**** RECORDS SHOWN ****

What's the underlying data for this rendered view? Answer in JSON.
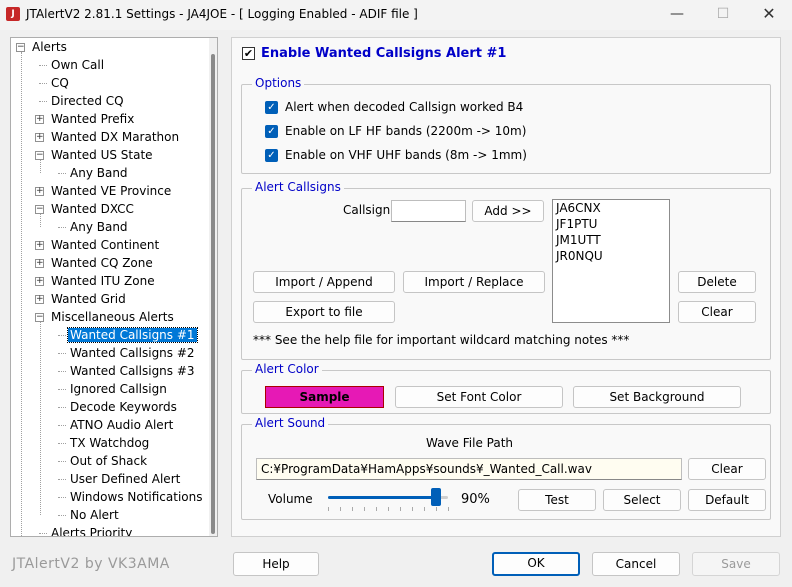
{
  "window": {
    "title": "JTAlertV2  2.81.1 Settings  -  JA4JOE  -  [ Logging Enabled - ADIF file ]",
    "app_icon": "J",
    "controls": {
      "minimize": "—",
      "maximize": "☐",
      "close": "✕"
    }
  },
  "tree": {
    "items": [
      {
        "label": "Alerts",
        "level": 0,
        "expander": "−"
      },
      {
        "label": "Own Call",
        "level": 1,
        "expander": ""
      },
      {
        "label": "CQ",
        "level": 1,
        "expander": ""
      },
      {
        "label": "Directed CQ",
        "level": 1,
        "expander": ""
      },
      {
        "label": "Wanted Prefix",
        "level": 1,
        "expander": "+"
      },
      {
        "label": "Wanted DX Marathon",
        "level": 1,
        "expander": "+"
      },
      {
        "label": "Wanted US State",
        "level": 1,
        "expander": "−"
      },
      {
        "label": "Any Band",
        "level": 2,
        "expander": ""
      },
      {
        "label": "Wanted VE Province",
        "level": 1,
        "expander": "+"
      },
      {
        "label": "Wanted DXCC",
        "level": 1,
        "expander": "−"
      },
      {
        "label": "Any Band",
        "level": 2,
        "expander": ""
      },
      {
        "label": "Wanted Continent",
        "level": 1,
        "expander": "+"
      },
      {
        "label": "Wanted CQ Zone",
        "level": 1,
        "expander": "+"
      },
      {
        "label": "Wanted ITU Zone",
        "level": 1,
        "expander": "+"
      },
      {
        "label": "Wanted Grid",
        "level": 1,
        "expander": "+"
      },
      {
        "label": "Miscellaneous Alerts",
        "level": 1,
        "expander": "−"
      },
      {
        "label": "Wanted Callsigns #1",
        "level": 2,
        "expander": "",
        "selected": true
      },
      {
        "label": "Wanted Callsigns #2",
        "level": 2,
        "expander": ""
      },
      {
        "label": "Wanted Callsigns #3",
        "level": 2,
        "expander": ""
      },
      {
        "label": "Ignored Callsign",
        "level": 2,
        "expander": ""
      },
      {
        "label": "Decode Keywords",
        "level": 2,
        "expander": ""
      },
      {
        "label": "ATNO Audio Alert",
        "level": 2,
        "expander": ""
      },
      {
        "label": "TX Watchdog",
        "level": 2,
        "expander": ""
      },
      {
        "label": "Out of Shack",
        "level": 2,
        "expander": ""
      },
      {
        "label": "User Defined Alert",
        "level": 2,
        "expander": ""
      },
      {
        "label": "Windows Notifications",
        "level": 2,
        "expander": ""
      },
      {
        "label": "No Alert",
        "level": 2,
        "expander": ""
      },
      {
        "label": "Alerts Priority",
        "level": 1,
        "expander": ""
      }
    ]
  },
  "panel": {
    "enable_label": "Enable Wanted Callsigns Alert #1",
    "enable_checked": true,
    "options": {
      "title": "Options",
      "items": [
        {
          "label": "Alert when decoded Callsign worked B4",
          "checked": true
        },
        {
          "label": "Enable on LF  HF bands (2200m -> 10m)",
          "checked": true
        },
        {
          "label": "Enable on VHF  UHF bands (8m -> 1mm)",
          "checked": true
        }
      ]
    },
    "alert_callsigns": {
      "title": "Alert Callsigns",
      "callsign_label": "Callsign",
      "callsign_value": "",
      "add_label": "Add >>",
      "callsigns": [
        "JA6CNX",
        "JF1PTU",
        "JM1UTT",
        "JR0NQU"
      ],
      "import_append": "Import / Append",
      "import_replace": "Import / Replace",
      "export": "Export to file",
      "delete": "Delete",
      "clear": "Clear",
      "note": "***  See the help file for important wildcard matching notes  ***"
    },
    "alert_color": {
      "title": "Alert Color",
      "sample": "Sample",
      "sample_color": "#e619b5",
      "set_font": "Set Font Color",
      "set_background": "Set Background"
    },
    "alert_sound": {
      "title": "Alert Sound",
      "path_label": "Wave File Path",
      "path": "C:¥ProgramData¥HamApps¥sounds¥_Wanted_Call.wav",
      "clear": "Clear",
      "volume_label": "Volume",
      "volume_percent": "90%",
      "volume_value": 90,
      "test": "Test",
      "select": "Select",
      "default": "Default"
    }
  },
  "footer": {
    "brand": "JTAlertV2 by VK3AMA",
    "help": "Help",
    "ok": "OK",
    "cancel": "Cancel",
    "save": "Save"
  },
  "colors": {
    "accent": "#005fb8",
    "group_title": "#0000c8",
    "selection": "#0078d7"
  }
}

****

● EXERCISE PROMPT:
Without including any pictures, print all of the material exactly as given.

● EXERCISE ANSWER:
What's the underlying data for this rendered view? Answer in JSON.
{
  "window": {
    "title": "JTAlertV2  2.81.1 Settings  -  JA4JOE  -  [ Logging Enabled - ADIF file ]",
    "app_icon": "J",
    "controls": {
      "minimize": "—",
      "maximize": "☐",
      "close": "✕"
    }
  },
  "tree": {
    "items": [
      {
        "label": "Alerts",
        "level": 0,
        "expander": "−"
      },
      {
        "label": "Own Call",
        "level": 1,
        "expander": ""
      },
      {
        "label": "CQ",
        "level": 1,
        "expander": ""
      },
      {
        "label": "Directed CQ",
        "level": 1,
        "expander": ""
      },
      {
        "label": "Wanted Prefix",
        "level": 1,
        "expander": "+"
      },
      {
        "label": "Wanted DX Marathon",
        "level": 1,
        "expander": "+"
      },
      {
        "label": "Wanted US State",
        "level": 1,
        "expander": "−"
      },
      {
        "label": "Any Band",
        "level": 2,
        "expander": ""
      },
      {
        "label": "Wanted VE Province",
        "level": 1,
        "expander": "+"
      },
      {
        "label": "Wanted DXCC",
        "level": 1,
        "expander": "−"
      },
      {
        "label": "Any Band",
        "level": 2,
        "expander": ""
      },
      {
        "label": "Wanted Continent",
        "level": 1,
        "expander": "+"
      },
      {
        "label": "Wanted CQ Zone",
        "level": 1,
        "expander": "+"
      },
      {
        "label": "Wanted ITU Zone",
        "level": 1,
        "expander": "+"
      },
      {
        "label": "Wanted Grid",
        "level": 1,
        "expander": "+"
      },
      {
        "label": "Miscellaneous Alerts",
        "level": 1,
        "expander": "−"
      },
      {
        "label": "Wanted Callsigns #1",
        "level": 2,
        "expander": "",
        "selected": true
      },
      {
        "label": "Wanted Callsigns #2",
        "level": 2,
        "expander": ""
      },
      {
        "label": "Wanted Callsigns #3",
        "level": 2,
        "expander": ""
      },
      {
        "label": "Ignored Callsign",
        "level": 2,
        "expander": ""
      },
      {
        "label": "Decode Keywords",
        "level": 2,
        "expander": ""
      },
      {
        "label": "ATNO Audio Alert",
        "level": 2,
        "expander": ""
      },
      {
        "label": "TX Watchdog",
        "level": 2,
        "expander": ""
      },
      {
        "label": "Out of Shack",
        "level": 2,
        "expander": ""
      },
      {
        "label": "User Defined Alert",
        "level": 2,
        "expander": ""
      },
      {
        "label": "Windows Notifications",
        "level": 2,
        "expander": ""
      },
      {
        "label": "No Alert",
        "level": 2,
        "expander": ""
      },
      {
        "label": "Alerts Priority",
        "level": 1,
        "expander": ""
      }
    ]
  },
  "panel": {
    "enable_label": "Enable Wanted Callsigns Alert #1",
    "enable_checked": true,
    "options": {
      "title": "Options",
      "items": [
        {
          "label": "Alert when decoded Callsign worked B4",
          "checked": true
        },
        {
          "label": "Enable on LF  HF bands (2200m -> 10m)",
          "checked": true
        },
        {
          "label": "Enable on VHF  UHF bands (8m -> 1mm)",
          "checked": true
        }
      ]
    },
    "alert_callsigns": {
      "title": "Alert Callsigns",
      "callsign_label": "Callsign",
      "callsign_value": "",
      "add_label": "Add >>",
      "callsigns": [
        "JA6CNX",
        "JF1PTU",
        "JM1UTT",
        "JR0NQU"
      ],
      "import_append": "Import / Append",
      "import_replace": "Import / Replace",
      "export": "Export to file",
      "delete": "Delete",
      "clear": "Clear",
      "note": "***  See the help file for important wildcard matching notes  ***"
    },
    "alert_color": {
      "title": "Alert Color",
      "sample": "Sample",
      "sample_color": "#e619b5",
      "set_font": "Set Font Color",
      "set_background": "Set Background"
    },
    "alert_sound": {
      "title": "Alert Sound",
      "path_label": "Wave File Path",
      "path": "C:¥ProgramData¥HamApps¥sounds¥_Wanted_Call.wav",
      "clear": "Clear",
      "volume_label": "Volume",
      "volume_percent": "90%",
      "volume_value": 90,
      "test": "Test",
      "select": "Select",
      "default": "Default"
    }
  },
  "footer": {
    "brand": "JTAlertV2 by VK3AMA",
    "help": "Help",
    "ok": "OK",
    "cancel": "Cancel",
    "save": "Save"
  },
  "colors": {
    "accent": "#005fb8",
    "group_title": "#0000c8",
    "selection": "#0078d7"
  }
}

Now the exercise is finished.